__Directive__
Provide a single number: the count of lines containing the string "page".

## Start

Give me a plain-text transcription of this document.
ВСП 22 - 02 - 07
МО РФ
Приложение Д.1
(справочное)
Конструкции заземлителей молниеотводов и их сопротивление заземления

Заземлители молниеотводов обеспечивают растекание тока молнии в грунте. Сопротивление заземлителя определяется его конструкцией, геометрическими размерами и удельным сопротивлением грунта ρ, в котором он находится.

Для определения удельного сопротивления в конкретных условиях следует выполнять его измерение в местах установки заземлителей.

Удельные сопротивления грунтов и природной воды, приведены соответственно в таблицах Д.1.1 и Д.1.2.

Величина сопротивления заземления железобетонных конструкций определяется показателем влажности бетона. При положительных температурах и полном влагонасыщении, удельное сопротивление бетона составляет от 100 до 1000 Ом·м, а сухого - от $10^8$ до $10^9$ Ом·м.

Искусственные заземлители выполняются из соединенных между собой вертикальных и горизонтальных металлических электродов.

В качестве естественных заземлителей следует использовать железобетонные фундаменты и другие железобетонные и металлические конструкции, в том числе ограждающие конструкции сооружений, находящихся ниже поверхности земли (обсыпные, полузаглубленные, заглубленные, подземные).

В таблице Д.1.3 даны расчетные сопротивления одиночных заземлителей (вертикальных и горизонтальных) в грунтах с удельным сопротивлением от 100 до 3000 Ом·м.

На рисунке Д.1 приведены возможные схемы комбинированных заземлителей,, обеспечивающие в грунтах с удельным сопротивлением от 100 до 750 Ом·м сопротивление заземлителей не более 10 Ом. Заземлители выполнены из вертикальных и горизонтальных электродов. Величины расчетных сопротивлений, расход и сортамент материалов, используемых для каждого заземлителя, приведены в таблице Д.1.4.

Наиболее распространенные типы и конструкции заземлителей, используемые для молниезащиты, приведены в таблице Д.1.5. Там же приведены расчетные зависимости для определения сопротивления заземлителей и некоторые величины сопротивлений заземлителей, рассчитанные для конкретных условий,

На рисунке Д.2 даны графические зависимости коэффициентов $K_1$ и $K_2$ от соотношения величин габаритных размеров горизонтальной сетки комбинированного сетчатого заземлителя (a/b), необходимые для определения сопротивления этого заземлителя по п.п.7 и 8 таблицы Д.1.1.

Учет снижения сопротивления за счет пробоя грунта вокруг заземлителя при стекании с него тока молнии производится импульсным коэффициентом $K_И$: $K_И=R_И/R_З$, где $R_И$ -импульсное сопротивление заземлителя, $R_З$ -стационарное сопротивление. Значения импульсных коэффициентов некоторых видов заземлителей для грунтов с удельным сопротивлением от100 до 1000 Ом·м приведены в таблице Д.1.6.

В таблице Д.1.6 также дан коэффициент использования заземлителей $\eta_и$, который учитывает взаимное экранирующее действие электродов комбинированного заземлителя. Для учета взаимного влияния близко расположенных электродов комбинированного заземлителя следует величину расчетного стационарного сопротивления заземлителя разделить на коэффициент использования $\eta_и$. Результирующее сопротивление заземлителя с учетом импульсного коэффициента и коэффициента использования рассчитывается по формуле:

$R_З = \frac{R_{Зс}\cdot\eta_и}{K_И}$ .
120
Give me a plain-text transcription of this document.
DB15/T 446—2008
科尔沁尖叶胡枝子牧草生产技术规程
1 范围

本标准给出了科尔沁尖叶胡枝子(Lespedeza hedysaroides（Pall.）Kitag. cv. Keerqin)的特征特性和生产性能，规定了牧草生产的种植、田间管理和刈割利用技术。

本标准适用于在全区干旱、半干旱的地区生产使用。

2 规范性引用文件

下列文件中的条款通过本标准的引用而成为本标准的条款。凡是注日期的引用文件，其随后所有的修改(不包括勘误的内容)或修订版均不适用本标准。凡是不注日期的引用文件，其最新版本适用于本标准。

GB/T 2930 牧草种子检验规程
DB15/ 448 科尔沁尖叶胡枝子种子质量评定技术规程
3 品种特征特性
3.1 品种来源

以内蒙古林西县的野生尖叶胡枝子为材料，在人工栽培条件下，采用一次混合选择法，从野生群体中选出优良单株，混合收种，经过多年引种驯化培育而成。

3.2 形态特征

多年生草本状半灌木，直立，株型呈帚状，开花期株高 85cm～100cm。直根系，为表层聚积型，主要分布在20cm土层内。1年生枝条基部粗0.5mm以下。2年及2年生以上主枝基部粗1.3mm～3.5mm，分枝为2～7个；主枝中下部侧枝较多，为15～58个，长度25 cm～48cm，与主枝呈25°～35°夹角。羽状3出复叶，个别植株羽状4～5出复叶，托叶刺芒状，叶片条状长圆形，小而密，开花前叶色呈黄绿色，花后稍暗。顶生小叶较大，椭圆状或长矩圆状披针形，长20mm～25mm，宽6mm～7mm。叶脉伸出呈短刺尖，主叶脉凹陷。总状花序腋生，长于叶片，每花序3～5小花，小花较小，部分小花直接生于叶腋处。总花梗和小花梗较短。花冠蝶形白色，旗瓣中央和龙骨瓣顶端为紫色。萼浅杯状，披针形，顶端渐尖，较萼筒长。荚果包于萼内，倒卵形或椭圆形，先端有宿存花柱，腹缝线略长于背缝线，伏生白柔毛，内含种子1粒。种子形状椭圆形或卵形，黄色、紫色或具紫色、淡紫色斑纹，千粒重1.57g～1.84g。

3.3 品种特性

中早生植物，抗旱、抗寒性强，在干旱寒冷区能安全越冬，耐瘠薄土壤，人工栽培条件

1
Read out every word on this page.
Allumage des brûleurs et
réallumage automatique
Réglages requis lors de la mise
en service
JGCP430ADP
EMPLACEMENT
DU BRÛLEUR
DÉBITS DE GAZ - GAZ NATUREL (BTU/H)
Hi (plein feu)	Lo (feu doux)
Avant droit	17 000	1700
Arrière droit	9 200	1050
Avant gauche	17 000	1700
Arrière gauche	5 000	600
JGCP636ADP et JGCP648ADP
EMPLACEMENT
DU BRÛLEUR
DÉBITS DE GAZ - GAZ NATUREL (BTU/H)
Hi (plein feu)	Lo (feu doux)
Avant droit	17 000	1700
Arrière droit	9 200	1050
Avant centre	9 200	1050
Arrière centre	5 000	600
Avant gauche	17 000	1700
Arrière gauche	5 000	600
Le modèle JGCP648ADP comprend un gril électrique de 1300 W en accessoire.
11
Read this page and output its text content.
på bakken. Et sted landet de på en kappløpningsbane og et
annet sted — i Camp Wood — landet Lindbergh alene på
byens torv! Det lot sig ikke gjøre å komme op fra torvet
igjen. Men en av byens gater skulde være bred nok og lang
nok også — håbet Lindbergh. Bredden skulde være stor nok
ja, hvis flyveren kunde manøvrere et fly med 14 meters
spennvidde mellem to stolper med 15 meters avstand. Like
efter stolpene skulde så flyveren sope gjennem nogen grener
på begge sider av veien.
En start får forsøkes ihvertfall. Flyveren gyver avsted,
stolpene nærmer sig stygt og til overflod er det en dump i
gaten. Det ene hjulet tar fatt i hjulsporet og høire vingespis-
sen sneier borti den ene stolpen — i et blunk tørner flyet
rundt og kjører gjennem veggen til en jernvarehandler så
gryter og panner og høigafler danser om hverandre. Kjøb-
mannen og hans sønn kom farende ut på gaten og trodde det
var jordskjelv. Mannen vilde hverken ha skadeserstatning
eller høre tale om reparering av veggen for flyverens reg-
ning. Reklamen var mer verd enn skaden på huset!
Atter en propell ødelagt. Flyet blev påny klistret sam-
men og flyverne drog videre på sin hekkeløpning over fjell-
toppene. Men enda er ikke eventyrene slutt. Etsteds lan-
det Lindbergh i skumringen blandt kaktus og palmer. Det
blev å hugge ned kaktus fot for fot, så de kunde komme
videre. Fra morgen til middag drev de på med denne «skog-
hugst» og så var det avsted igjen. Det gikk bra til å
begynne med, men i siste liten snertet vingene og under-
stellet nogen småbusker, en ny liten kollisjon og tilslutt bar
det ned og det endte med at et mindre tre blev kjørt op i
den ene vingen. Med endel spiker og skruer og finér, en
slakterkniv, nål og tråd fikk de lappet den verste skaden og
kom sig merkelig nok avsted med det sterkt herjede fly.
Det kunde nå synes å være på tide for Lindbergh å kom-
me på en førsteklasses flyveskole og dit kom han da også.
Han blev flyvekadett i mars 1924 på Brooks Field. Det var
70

## End

__The result__
2